Problem to solve:
All the data should be repeated exactly. Any image in it is left out.

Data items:

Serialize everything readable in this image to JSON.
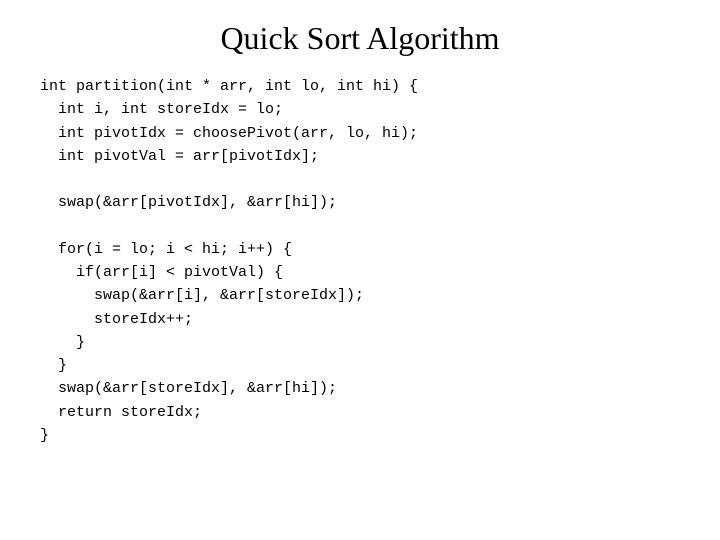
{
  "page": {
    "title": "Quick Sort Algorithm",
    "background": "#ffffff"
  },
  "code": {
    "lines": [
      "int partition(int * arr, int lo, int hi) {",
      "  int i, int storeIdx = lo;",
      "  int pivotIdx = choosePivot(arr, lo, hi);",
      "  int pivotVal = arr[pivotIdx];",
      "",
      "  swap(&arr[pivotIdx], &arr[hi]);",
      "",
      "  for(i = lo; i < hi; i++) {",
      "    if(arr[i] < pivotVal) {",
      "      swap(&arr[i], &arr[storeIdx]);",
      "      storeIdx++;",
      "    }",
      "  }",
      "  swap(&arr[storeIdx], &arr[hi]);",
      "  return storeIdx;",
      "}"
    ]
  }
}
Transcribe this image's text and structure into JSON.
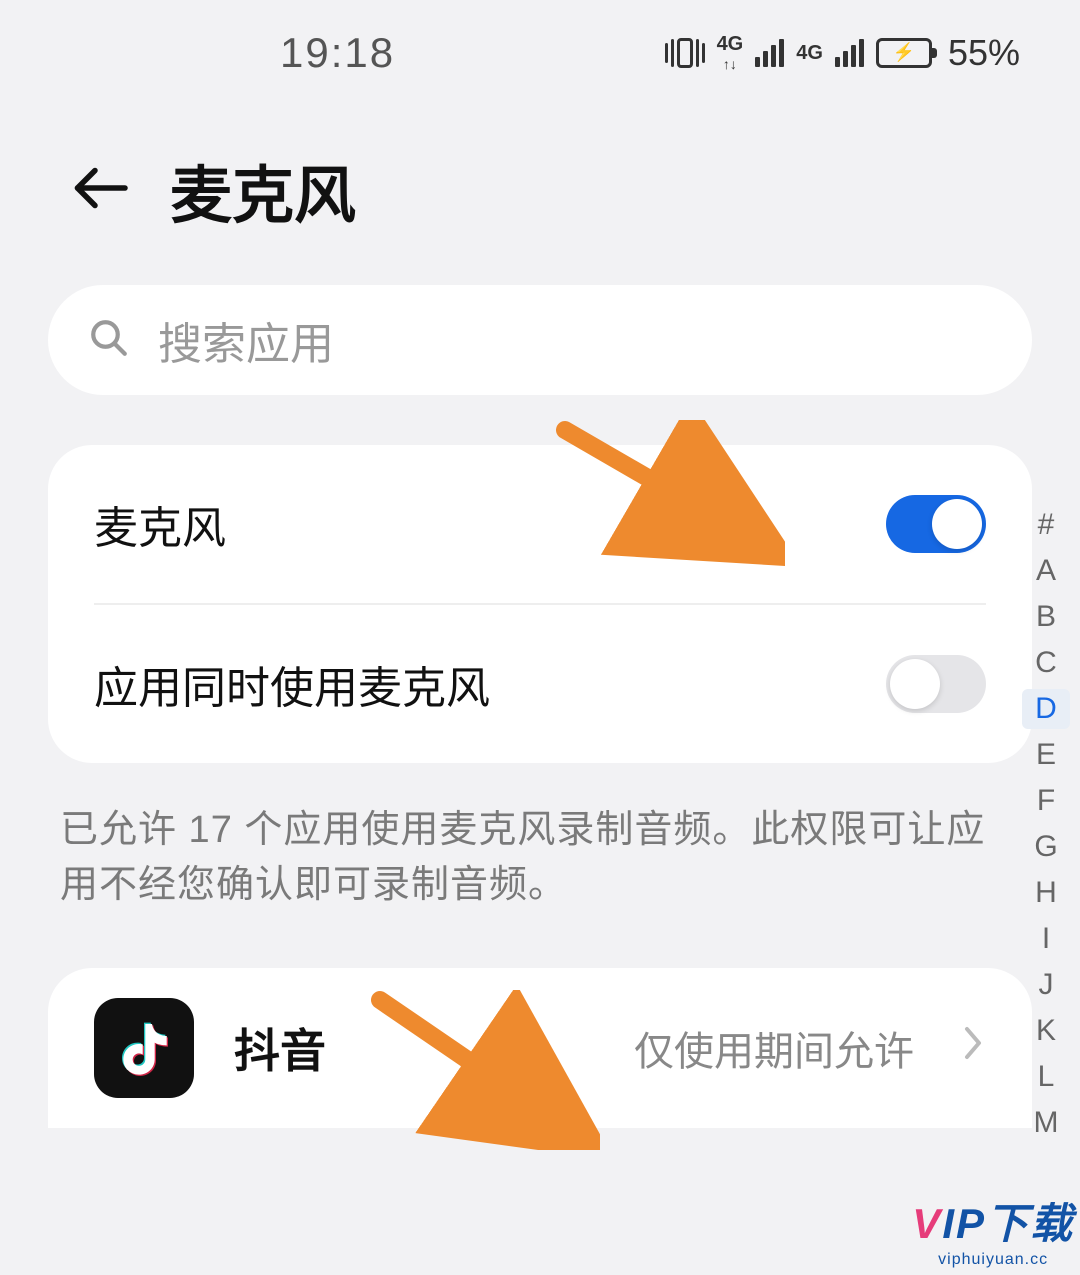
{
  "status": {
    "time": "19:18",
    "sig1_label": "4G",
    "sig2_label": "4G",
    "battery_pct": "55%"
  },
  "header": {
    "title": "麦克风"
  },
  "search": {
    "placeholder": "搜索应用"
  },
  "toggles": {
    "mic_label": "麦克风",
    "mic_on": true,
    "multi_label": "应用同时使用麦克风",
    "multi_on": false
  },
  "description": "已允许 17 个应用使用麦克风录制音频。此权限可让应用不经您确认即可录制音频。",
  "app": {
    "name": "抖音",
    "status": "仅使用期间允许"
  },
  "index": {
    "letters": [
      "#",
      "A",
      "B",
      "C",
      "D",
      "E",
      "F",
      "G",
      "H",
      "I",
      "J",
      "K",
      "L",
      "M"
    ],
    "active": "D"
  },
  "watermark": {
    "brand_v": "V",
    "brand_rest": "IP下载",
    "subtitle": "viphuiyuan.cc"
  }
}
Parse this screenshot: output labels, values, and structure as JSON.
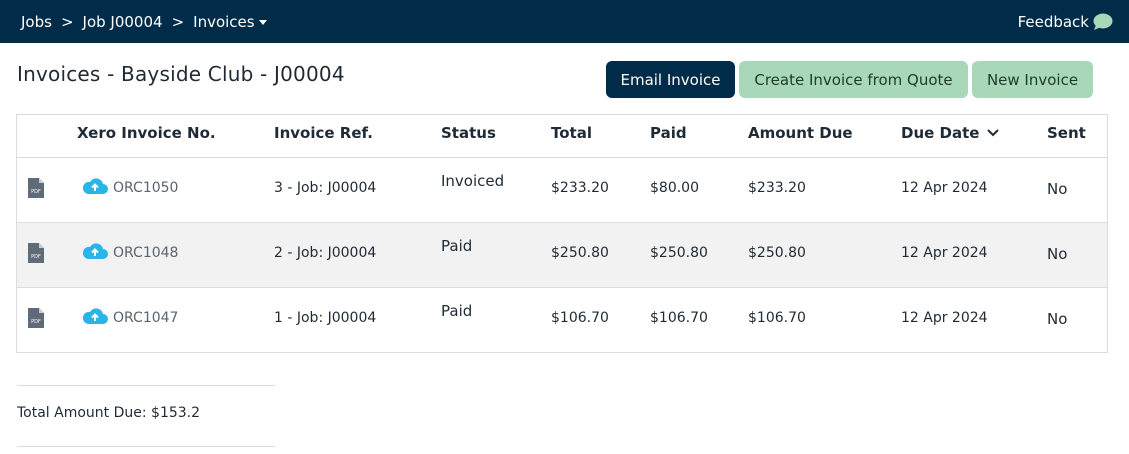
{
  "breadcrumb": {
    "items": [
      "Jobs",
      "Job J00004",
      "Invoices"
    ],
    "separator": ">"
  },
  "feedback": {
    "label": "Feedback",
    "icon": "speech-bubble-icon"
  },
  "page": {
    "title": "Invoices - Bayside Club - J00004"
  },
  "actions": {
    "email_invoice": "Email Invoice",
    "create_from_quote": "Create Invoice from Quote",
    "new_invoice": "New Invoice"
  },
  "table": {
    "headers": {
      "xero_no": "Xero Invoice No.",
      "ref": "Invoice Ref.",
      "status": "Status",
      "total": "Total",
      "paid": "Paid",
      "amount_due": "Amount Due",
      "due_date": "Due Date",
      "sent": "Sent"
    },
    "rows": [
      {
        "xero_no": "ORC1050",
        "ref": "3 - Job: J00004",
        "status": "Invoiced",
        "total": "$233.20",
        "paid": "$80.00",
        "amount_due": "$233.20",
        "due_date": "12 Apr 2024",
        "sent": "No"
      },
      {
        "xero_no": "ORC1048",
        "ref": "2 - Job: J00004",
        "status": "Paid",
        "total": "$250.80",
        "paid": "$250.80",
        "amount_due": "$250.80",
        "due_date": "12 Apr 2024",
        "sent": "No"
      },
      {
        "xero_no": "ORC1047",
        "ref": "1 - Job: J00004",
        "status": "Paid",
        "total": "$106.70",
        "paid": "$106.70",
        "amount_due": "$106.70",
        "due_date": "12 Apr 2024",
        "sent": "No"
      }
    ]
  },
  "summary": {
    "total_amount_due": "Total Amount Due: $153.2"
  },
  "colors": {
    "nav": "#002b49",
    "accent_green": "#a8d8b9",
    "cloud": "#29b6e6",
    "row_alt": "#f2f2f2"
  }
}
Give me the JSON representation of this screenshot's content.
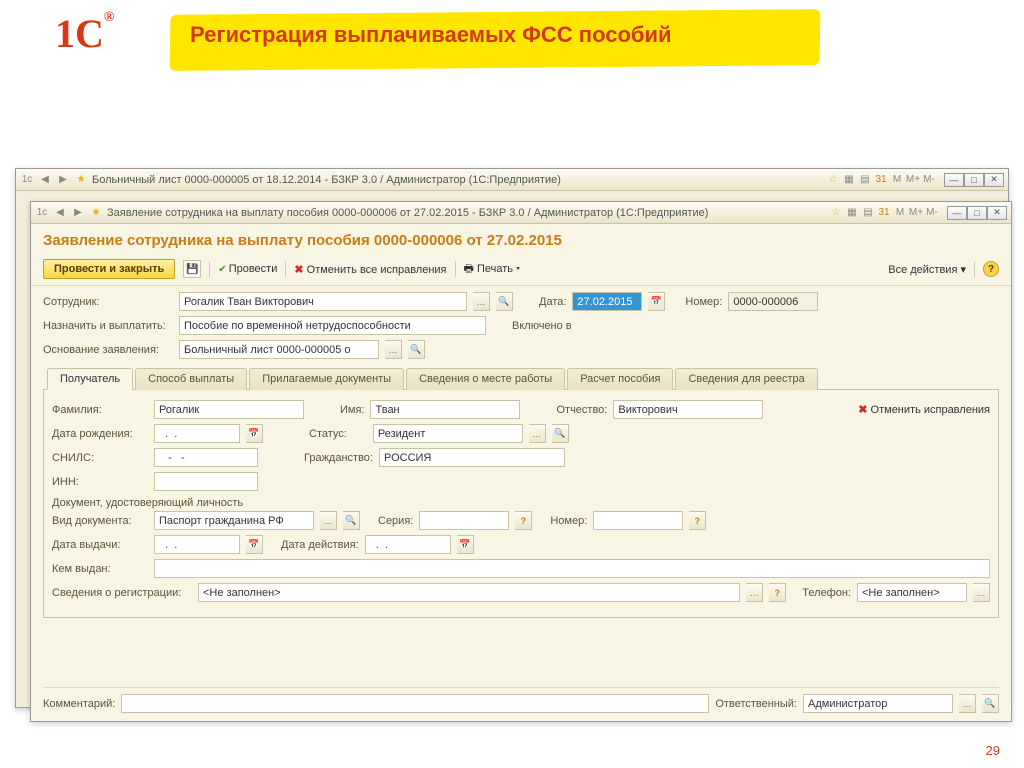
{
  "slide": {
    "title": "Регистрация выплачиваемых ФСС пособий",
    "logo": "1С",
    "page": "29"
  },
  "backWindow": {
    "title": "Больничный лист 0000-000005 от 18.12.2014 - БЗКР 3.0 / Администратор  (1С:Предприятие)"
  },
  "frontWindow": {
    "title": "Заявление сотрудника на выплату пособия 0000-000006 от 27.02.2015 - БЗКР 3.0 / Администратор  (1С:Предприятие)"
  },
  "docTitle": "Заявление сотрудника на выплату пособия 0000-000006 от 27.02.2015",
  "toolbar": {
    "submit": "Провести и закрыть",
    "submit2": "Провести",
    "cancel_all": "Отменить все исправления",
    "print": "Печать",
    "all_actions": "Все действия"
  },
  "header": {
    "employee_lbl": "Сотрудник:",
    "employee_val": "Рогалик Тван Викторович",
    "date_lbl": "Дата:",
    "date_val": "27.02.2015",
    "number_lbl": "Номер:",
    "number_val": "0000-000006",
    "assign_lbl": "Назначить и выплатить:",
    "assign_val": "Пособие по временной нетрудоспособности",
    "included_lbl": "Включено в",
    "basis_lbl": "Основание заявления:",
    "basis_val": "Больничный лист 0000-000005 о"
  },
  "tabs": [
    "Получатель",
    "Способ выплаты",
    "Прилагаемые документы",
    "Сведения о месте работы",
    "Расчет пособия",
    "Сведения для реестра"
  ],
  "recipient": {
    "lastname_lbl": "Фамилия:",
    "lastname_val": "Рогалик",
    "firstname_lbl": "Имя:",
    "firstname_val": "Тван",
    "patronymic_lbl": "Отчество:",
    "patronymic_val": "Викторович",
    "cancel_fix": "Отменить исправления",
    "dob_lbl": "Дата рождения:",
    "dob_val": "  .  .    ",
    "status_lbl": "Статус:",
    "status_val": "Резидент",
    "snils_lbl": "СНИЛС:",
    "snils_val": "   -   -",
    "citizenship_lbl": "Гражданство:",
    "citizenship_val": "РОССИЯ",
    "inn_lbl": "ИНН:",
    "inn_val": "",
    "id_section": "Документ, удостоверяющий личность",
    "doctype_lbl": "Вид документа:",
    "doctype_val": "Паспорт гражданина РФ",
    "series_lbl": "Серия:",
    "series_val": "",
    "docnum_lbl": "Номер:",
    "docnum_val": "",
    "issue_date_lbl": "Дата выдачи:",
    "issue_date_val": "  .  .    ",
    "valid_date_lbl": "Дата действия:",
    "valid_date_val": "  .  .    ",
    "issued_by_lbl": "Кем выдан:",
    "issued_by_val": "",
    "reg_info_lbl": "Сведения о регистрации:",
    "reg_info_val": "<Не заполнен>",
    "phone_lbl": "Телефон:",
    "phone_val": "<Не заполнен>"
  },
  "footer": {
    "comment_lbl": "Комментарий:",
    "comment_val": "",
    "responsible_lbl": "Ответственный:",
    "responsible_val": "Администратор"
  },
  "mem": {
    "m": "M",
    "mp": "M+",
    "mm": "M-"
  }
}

Exercise solution:
Serialize everything readable in this image to JSON.
{
  "page": {
    "title": "Quick Sort Algorithm",
    "background": "#ffffff"
  },
  "code": {
    "lines": [
      "int partition(int * arr, int lo, int hi) {",
      "  int i, int storeIdx = lo;",
      "  int pivotIdx = choosePivot(arr, lo, hi);",
      "  int pivotVal = arr[pivotIdx];",
      "",
      "  swap(&arr[pivotIdx], &arr[hi]);",
      "",
      "  for(i = lo; i < hi; i++) {",
      "    if(arr[i] < pivotVal) {",
      "      swap(&arr[i], &arr[storeIdx]);",
      "      storeIdx++;",
      "    }",
      "  }",
      "  swap(&arr[storeIdx], &arr[hi]);",
      "  return storeIdx;",
      "}"
    ]
  }
}
Transcribe this image's text and structure into JSON.
{
  "status": {
    "time": "19:18",
    "sig1_label": "4G",
    "sig2_label": "4G",
    "battery_pct": "55%"
  },
  "header": {
    "title": "麦克风"
  },
  "search": {
    "placeholder": "搜索应用"
  },
  "toggles": {
    "mic_label": "麦克风",
    "mic_on": true,
    "multi_label": "应用同时使用麦克风",
    "multi_on": false
  },
  "description": "已允许 17 个应用使用麦克风录制音频。此权限可让应用不经您确认即可录制音频。",
  "app": {
    "name": "抖音",
    "status": "仅使用期间允许"
  },
  "index": {
    "letters": [
      "#",
      "A",
      "B",
      "C",
      "D",
      "E",
      "F",
      "G",
      "H",
      "I",
      "J",
      "K",
      "L",
      "M"
    ],
    "active": "D"
  },
  "watermark": {
    "brand_v": "V",
    "brand_rest": "IP下载",
    "subtitle": "viphuiyuan.cc"
  }
}
Parse this screenshot: output labels, values, and structure as JSON.
{
  "breadcrumb": {
    "items": [
      "Jobs",
      "Job J00004",
      "Invoices"
    ],
    "separator": ">"
  },
  "feedback": {
    "label": "Feedback",
    "icon": "speech-bubble-icon"
  },
  "page": {
    "title": "Invoices - Bayside Club - J00004"
  },
  "actions": {
    "email_invoice": "Email Invoice",
    "create_from_quote": "Create Invoice from Quote",
    "new_invoice": "New Invoice"
  },
  "table": {
    "headers": {
      "xero_no": "Xero Invoice No.",
      "ref": "Invoice Ref.",
      "status": "Status",
      "total": "Total",
      "paid": "Paid",
      "amount_due": "Amount Due",
      "due_date": "Due Date",
      "sent": "Sent"
    },
    "rows": [
      {
        "xero_no": "ORC1050",
        "ref": "3 - Job: J00004",
        "status": "Invoiced",
        "total": "$233.20",
        "paid": "$80.00",
        "amount_due": "$233.20",
        "due_date": "12 Apr 2024",
        "sent": "No"
      },
      {
        "xero_no": "ORC1048",
        "ref": "2 - Job: J00004",
        "status": "Paid",
        "total": "$250.80",
        "paid": "$250.80",
        "amount_due": "$250.80",
        "due_date": "12 Apr 2024",
        "sent": "No"
      },
      {
        "xero_no": "ORC1047",
        "ref": "1 - Job: J00004",
        "status": "Paid",
        "total": "$106.70",
        "paid": "$106.70",
        "amount_due": "$106.70",
        "due_date": "12 Apr 2024",
        "sent": "No"
      }
    ]
  },
  "summary": {
    "total_amount_due": "Total Amount Due: $153.2"
  },
  "colors": {
    "nav": "#002b49",
    "accent_green": "#a8d8b9",
    "cloud": "#29b6e6",
    "row_alt": "#f2f2f2"
  }
}
Give me the JSON representation of this screenshot's content.
{
  "slide": {
    "title": "Регистрация выплачиваемых ФСС пособий",
    "logo": "1С",
    "page": "29"
  },
  "backWindow": {
    "title": "Больничный лист 0000-000005 от 18.12.2014 - БЗКР 3.0 / Администратор  (1С:Предприятие)"
  },
  "frontWindow": {
    "title": "Заявление сотрудника на выплату пособия 0000-000006 от 27.02.2015 - БЗКР 3.0 / Администратор  (1С:Предприятие)"
  },
  "docTitle": "Заявление сотрудника на выплату пособия 0000-000006 от 27.02.2015",
  "toolbar": {
    "submit": "Провести и закрыть",
    "submit2": "Провести",
    "cancel_all": "Отменить все исправления",
    "print": "Печать",
    "all_actions": "Все действия"
  },
  "header": {
    "employee_lbl": "Сотрудник:",
    "employee_val": "Рогалик Тван Викторович",
    "date_lbl": "Дата:",
    "date_val": "27.02.2015",
    "number_lbl": "Номер:",
    "number_val": "0000-000006",
    "assign_lbl": "Назначить и выплатить:",
    "assign_val": "Пособие по временной нетрудоспособности",
    "included_lbl": "Включено в",
    "basis_lbl": "Основание заявления:",
    "basis_val": "Больничный лист 0000-000005 о"
  },
  "tabs": [
    "Получатель",
    "Способ выплаты",
    "Прилагаемые документы",
    "Сведения о месте работы",
    "Расчет пособия",
    "Сведения для реестра"
  ],
  "recipient": {
    "lastname_lbl": "Фамилия:",
    "lastname_val": "Рогалик",
    "firstname_lbl": "Имя:",
    "firstname_val": "Тван",
    "patronymic_lbl": "Отчество:",
    "patronymic_val": "Викторович",
    "cancel_fix": "Отменить исправления",
    "dob_lbl": "Дата рождения:",
    "dob_val": "  .  .    ",
    "status_lbl": "Статус:",
    "status_val": "Резидент",
    "snils_lbl": "СНИЛС:",
    "snils_val": "   -   -",
    "citizenship_lbl": "Гражданство:",
    "citizenship_val": "РОССИЯ",
    "inn_lbl": "ИНН:",
    "inn_val": "",
    "id_section": "Документ, удостоверяющий личность",
    "doctype_lbl": "Вид документа:",
    "doctype_val": "Паспорт гражданина РФ",
    "series_lbl": "Серия:",
    "series_val": "",
    "docnum_lbl": "Номер:",
    "docnum_val": "",
    "issue_date_lbl": "Дата выдачи:",
    "issue_date_val": "  .  .    ",
    "valid_date_lbl": "Дата действия:",
    "valid_date_val": "  .  .    ",
    "issued_by_lbl": "Кем выдан:",
    "issued_by_val": "",
    "reg_info_lbl": "Сведения о регистрации:",
    "reg_info_val": "<Не заполнен>",
    "phone_lbl": "Телефон:",
    "phone_val": "<Не заполнен>"
  },
  "footer": {
    "comment_lbl": "Комментарий:",
    "comment_val": "",
    "responsible_lbl": "Ответственный:",
    "responsible_val": "Администратор"
  },
  "mem": {
    "m": "M",
    "mp": "M+",
    "mm": "M-"
  }
}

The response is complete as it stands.